[REQUIRED TASK] Your task is to give the data again, exactly, with every line intact.

Items from a dataset:
-=-=-

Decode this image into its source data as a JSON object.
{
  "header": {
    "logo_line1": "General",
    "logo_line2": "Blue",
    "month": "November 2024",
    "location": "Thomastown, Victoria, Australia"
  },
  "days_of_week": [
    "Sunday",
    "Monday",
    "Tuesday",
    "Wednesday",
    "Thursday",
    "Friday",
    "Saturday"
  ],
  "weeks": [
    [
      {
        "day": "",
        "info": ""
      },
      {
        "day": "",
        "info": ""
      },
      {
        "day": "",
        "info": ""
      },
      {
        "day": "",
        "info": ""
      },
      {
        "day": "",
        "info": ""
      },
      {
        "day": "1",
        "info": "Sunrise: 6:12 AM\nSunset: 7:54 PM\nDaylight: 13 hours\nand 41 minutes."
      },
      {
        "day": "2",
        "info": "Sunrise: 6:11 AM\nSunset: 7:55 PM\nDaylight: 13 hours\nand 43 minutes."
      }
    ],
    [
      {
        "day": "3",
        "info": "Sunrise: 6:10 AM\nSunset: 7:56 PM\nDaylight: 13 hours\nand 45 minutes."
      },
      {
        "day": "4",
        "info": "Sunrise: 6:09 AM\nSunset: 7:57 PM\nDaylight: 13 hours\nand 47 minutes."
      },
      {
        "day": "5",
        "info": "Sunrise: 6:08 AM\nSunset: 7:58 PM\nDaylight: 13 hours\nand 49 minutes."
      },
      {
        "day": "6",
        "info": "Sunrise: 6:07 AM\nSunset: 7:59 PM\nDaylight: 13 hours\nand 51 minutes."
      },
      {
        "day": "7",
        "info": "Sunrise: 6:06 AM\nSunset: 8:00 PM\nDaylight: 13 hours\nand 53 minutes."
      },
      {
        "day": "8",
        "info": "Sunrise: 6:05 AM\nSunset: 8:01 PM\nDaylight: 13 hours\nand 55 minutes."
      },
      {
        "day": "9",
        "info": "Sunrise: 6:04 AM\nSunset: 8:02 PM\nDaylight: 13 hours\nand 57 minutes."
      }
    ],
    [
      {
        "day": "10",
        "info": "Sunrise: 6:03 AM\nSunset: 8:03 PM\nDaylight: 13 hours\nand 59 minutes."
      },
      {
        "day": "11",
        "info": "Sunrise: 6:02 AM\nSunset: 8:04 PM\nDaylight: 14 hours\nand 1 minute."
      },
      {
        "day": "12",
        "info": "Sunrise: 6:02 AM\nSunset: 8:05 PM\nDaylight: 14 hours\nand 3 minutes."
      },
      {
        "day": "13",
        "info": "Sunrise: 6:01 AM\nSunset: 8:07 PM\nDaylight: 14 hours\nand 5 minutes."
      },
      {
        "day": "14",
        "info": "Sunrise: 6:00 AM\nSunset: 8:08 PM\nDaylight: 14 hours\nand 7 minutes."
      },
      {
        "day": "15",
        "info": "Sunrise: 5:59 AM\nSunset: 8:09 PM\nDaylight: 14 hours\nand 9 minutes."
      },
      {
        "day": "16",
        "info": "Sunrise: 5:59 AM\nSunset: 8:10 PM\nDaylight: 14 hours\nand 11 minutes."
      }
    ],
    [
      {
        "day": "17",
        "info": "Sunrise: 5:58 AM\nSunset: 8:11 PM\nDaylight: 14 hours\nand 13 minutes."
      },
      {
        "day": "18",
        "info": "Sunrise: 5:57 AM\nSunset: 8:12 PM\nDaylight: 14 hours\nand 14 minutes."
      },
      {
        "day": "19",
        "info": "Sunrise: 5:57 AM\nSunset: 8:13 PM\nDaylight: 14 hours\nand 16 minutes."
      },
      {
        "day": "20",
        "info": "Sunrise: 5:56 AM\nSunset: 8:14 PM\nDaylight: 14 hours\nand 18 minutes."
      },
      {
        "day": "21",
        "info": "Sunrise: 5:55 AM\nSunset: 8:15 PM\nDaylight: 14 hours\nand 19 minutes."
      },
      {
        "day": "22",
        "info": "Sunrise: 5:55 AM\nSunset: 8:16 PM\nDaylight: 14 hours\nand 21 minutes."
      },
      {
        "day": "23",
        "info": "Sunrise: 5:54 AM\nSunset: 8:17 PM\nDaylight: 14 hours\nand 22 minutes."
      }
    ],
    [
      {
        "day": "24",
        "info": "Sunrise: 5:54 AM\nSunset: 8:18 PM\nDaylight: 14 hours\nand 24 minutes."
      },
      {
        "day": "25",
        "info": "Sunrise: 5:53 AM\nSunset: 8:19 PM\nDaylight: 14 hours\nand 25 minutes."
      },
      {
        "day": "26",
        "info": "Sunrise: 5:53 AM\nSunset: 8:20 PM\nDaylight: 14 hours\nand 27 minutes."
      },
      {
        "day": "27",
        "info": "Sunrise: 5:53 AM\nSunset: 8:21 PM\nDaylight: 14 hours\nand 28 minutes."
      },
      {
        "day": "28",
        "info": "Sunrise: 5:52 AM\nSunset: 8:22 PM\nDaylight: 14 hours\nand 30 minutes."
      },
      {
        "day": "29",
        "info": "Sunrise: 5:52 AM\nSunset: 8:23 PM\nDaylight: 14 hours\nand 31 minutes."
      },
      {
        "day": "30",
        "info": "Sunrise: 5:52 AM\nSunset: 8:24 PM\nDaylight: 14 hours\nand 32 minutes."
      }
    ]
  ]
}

-=-=-

[ANSWER TO THE EXERCISE]
Decode this image into its source data as a JSON object.
{
  "header": {
    "logo_line1": "General",
    "logo_line2": "Blue",
    "month": "November 2024",
    "location": "Thomastown, Victoria, Australia"
  },
  "days_of_week": [
    "Sunday",
    "Monday",
    "Tuesday",
    "Wednesday",
    "Thursday",
    "Friday",
    "Saturday"
  ],
  "weeks": [
    [
      {
        "day": "",
        "info": ""
      },
      {
        "day": "",
        "info": ""
      },
      {
        "day": "",
        "info": ""
      },
      {
        "day": "",
        "info": ""
      },
      {
        "day": "",
        "info": ""
      },
      {
        "day": "1",
        "info": "Sunrise: 6:12 AM\nSunset: 7:54 PM\nDaylight: 13 hours\nand 41 minutes."
      },
      {
        "day": "2",
        "info": "Sunrise: 6:11 AM\nSunset: 7:55 PM\nDaylight: 13 hours\nand 43 minutes."
      }
    ],
    [
      {
        "day": "3",
        "info": "Sunrise: 6:10 AM\nSunset: 7:56 PM\nDaylight: 13 hours\nand 45 minutes."
      },
      {
        "day": "4",
        "info": "Sunrise: 6:09 AM\nSunset: 7:57 PM\nDaylight: 13 hours\nand 47 minutes."
      },
      {
        "day": "5",
        "info": "Sunrise: 6:08 AM\nSunset: 7:58 PM\nDaylight: 13 hours\nand 49 minutes."
      },
      {
        "day": "6",
        "info": "Sunrise: 6:07 AM\nSunset: 7:59 PM\nDaylight: 13 hours\nand 51 minutes."
      },
      {
        "day": "7",
        "info": "Sunrise: 6:06 AM\nSunset: 8:00 PM\nDaylight: 13 hours\nand 53 minutes."
      },
      {
        "day": "8",
        "info": "Sunrise: 6:05 AM\nSunset: 8:01 PM\nDaylight: 13 hours\nand 55 minutes."
      },
      {
        "day": "9",
        "info": "Sunrise: 6:04 AM\nSunset: 8:02 PM\nDaylight: 13 hours\nand 57 minutes."
      }
    ],
    [
      {
        "day": "10",
        "info": "Sunrise: 6:03 AM\nSunset: 8:03 PM\nDaylight: 13 hours\nand 59 minutes."
      },
      {
        "day": "11",
        "info": "Sunrise: 6:02 AM\nSunset: 8:04 PM\nDaylight: 14 hours\nand 1 minute."
      },
      {
        "day": "12",
        "info": "Sunrise: 6:02 AM\nSunset: 8:05 PM\nDaylight: 14 hours\nand 3 minutes."
      },
      {
        "day": "13",
        "info": "Sunrise: 6:01 AM\nSunset: 8:07 PM\nDaylight: 14 hours\nand 5 minutes."
      },
      {
        "day": "14",
        "info": "Sunrise: 6:00 AM\nSunset: 8:08 PM\nDaylight: 14 hours\nand 7 minutes."
      },
      {
        "day": "15",
        "info": "Sunrise: 5:59 AM\nSunset: 8:09 PM\nDaylight: 14 hours\nand 9 minutes."
      },
      {
        "day": "16",
        "info": "Sunrise: 5:59 AM\nSunset: 8:10 PM\nDaylight: 14 hours\nand 11 minutes."
      }
    ],
    [
      {
        "day": "17",
        "info": "Sunrise: 5:58 AM\nSunset: 8:11 PM\nDaylight: 14 hours\nand 13 minutes."
      },
      {
        "day": "18",
        "info": "Sunrise: 5:57 AM\nSunset: 8:12 PM\nDaylight: 14 hours\nand 14 minutes."
      },
      {
        "day": "19",
        "info": "Sunrise: 5:57 AM\nSunset: 8:13 PM\nDaylight: 14 hours\nand 16 minutes."
      },
      {
        "day": "20",
        "info": "Sunrise: 5:56 AM\nSunset: 8:14 PM\nDaylight: 14 hours\nand 18 minutes."
      },
      {
        "day": "21",
        "info": "Sunrise: 5:55 AM\nSunset: 8:15 PM\nDaylight: 14 hours\nand 19 minutes."
      },
      {
        "day": "22",
        "info": "Sunrise: 5:55 AM\nSunset: 8:16 PM\nDaylight: 14 hours\nand 21 minutes."
      },
      {
        "day": "23",
        "info": "Sunrise: 5:54 AM\nSunset: 8:17 PM\nDaylight: 14 hours\nand 22 minutes."
      }
    ],
    [
      {
        "day": "24",
        "info": "Sunrise: 5:54 AM\nSunset: 8:18 PM\nDaylight: 14 hours\nand 24 minutes."
      },
      {
        "day": "25",
        "info": "Sunrise: 5:53 AM\nSunset: 8:19 PM\nDaylight: 14 hours\nand 25 minutes."
      },
      {
        "day": "26",
        "info": "Sunrise: 5:53 AM\nSunset: 8:20 PM\nDaylight: 14 hours\nand 27 minutes."
      },
      {
        "day": "27",
        "info": "Sunrise: 5:53 AM\nSunset: 8:21 PM\nDaylight: 14 hours\nand 28 minutes."
      },
      {
        "day": "28",
        "info": "Sunrise: 5:52 AM\nSunset: 8:22 PM\nDaylight: 14 hours\nand 30 minutes."
      },
      {
        "day": "29",
        "info": "Sunrise: 5:52 AM\nSunset: 8:23 PM\nDaylight: 14 hours\nand 31 minutes."
      },
      {
        "day": "30",
        "info": "Sunrise: 5:52 AM\nSunset: 8:24 PM\nDaylight: 14 hours\nand 32 minutes."
      }
    ]
  ]
}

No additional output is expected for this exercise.